Written task →
Copy out the listing from its first line through the line that contains "question-marks: 1x6=6 [715,757,754,780]", including both of those lines, with each line kept word for word.

Data excerpts →
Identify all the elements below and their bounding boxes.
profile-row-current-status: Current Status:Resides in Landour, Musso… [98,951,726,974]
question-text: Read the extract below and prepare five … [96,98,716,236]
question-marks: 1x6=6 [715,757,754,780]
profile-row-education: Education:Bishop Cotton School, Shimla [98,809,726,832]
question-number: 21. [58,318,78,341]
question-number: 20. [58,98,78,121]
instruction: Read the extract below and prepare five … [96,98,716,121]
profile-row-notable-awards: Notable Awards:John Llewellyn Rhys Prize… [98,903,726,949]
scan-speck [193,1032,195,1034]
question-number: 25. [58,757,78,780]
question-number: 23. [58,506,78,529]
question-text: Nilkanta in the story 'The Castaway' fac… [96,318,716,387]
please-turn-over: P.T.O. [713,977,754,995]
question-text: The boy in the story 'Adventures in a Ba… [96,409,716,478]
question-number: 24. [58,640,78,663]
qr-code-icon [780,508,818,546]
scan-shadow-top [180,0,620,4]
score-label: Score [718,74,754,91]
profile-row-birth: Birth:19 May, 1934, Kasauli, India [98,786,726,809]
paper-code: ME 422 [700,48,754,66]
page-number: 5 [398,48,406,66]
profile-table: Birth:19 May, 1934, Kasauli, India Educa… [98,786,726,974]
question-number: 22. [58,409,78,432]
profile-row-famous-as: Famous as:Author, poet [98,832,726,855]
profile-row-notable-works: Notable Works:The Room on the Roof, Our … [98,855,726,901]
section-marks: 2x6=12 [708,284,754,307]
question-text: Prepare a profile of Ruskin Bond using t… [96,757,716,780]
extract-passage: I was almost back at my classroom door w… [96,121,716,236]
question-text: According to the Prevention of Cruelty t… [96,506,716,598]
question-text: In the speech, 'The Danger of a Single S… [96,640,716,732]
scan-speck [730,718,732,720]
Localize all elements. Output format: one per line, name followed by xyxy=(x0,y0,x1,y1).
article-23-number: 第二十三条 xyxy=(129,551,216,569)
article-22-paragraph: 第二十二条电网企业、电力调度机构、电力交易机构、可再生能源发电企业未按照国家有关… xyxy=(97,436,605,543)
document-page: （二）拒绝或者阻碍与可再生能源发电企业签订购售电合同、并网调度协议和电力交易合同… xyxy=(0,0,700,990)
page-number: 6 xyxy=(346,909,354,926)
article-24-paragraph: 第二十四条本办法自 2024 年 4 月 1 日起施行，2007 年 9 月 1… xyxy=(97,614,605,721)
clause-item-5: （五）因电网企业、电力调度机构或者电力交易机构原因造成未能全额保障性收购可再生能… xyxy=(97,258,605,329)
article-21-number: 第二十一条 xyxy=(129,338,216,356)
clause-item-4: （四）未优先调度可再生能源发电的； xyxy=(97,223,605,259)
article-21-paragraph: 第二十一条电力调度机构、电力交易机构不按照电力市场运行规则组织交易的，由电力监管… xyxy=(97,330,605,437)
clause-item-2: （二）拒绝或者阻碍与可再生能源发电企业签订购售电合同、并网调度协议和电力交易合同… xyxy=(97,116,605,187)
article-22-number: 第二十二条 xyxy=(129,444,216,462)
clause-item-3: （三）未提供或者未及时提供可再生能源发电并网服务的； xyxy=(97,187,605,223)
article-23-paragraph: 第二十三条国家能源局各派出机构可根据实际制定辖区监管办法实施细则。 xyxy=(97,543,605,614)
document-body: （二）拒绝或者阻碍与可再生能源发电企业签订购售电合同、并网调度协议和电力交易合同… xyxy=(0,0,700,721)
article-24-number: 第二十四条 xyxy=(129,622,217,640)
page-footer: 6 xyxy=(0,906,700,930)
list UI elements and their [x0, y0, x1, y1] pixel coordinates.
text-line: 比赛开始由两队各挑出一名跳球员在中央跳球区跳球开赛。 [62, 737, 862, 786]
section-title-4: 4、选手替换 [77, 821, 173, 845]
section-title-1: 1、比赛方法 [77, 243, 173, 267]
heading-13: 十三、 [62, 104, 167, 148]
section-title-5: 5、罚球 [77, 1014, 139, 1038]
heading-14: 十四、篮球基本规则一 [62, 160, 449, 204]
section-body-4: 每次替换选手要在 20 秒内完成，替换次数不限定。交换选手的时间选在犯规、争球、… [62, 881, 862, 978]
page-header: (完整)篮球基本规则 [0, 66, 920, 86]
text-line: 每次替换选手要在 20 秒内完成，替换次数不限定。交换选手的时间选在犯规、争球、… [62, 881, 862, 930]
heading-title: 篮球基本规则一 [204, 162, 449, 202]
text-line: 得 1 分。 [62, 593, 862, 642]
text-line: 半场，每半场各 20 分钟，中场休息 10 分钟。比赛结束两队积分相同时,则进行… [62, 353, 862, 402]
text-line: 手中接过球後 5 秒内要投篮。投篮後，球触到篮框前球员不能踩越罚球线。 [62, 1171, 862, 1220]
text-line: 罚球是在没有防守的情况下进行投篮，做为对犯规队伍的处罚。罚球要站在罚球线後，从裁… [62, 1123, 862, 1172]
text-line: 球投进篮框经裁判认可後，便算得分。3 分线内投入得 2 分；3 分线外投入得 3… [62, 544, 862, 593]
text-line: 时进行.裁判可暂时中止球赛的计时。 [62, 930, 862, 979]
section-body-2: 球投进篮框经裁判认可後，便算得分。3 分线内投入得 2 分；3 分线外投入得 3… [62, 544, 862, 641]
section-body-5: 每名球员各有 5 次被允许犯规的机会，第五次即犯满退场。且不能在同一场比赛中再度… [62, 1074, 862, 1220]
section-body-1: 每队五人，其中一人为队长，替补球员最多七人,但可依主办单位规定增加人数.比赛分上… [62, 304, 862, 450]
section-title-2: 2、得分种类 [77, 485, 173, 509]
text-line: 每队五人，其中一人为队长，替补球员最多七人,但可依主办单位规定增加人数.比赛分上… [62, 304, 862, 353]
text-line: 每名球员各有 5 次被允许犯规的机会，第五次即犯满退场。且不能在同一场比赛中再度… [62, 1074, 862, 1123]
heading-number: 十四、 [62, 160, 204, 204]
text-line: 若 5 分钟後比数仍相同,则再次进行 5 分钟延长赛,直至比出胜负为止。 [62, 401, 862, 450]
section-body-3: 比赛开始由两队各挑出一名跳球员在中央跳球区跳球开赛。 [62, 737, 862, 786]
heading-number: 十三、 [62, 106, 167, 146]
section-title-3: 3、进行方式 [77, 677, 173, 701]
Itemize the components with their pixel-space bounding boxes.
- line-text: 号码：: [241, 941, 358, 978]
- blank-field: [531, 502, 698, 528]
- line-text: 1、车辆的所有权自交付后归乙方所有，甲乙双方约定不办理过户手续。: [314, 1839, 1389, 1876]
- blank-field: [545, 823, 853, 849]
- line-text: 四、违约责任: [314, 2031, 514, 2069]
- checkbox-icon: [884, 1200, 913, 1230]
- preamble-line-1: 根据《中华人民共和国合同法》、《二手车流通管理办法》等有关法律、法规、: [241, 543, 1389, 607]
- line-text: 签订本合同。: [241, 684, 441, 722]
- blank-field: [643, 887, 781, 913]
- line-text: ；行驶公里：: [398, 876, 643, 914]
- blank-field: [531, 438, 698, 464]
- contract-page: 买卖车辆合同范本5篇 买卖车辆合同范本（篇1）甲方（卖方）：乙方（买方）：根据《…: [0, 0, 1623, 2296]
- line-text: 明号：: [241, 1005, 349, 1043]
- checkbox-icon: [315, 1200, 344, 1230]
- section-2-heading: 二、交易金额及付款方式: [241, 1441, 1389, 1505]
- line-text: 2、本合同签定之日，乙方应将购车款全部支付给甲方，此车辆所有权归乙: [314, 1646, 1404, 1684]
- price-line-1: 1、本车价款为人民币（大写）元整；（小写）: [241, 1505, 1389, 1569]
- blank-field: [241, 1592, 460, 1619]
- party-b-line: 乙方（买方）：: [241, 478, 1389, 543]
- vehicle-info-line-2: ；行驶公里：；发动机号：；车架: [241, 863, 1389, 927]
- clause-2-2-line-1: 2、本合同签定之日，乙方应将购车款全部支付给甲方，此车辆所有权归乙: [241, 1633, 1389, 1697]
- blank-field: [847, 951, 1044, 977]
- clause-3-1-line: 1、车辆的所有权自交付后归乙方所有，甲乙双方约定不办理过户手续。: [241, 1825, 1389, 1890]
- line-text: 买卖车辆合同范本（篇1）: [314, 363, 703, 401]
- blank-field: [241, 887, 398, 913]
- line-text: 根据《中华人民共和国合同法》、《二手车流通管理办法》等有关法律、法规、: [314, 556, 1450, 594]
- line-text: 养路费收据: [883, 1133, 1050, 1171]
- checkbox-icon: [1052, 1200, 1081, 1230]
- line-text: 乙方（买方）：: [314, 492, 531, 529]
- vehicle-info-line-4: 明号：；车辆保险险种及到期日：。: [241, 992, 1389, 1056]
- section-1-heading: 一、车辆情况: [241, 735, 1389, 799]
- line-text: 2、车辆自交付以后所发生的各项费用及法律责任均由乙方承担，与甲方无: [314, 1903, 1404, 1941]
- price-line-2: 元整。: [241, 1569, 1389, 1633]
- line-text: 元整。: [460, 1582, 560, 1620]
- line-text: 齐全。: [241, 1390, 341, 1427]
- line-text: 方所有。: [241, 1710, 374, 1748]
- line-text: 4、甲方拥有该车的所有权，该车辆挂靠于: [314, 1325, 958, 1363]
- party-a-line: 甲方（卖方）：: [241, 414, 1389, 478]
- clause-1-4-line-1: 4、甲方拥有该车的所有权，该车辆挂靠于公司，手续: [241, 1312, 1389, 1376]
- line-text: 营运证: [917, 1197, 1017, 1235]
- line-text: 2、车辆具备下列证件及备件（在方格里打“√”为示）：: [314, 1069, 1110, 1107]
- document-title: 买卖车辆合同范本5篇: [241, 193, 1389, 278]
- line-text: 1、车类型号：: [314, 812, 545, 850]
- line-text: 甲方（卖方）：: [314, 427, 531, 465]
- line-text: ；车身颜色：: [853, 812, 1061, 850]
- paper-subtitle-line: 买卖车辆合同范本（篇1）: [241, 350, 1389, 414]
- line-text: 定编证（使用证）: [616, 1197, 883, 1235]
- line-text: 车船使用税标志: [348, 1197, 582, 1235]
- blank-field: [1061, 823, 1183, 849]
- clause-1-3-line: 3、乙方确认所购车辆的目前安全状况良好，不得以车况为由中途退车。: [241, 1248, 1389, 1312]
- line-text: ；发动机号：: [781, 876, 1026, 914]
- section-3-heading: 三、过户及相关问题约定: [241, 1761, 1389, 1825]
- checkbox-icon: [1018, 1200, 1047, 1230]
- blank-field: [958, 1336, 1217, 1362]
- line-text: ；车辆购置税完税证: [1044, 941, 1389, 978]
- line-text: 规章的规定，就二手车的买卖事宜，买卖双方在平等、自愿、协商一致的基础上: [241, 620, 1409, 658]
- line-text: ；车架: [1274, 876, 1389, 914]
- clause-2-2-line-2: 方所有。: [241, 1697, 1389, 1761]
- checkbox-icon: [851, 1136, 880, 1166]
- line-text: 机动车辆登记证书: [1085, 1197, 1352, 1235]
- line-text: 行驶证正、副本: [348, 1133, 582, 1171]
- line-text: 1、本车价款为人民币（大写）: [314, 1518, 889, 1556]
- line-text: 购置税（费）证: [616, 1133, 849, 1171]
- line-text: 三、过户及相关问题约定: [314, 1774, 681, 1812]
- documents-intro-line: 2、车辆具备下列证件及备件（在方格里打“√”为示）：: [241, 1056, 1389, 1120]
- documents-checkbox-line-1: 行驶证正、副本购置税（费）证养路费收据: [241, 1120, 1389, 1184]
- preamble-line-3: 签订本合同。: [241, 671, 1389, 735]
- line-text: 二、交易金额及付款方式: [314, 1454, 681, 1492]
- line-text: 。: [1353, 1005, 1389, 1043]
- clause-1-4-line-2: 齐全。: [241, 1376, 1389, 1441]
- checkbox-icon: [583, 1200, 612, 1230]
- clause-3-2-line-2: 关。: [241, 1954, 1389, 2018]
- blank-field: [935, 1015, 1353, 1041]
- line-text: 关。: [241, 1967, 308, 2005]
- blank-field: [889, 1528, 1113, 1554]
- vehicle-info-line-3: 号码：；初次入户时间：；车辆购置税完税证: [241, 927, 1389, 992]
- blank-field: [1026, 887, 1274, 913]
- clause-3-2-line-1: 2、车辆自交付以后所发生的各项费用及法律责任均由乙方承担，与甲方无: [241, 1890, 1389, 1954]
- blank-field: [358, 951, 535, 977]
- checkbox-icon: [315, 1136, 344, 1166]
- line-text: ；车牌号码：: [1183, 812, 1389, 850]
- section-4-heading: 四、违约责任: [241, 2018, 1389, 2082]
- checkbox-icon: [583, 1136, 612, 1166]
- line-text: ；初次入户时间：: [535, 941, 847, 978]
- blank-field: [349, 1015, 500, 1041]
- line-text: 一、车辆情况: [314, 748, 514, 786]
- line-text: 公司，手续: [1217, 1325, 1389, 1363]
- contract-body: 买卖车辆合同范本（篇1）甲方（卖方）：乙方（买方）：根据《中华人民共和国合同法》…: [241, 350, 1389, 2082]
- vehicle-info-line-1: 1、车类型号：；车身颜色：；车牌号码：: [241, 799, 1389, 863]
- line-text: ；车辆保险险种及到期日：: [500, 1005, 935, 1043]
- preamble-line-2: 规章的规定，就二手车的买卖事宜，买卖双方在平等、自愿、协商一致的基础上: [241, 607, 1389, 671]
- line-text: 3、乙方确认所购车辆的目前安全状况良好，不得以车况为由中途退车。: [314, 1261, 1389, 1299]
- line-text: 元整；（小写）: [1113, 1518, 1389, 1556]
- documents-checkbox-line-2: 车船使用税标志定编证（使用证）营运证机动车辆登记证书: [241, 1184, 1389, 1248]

Finished exercise →
Identify all the elements below and their bounding boxes.
profile-row-current-status: Current Status:Resides in Landour, Musso… [98,951,726,974]
question-text: Read the extract below and prepare five … [96,98,716,236]
question-marks: 1x6=6 [715,757,754,780]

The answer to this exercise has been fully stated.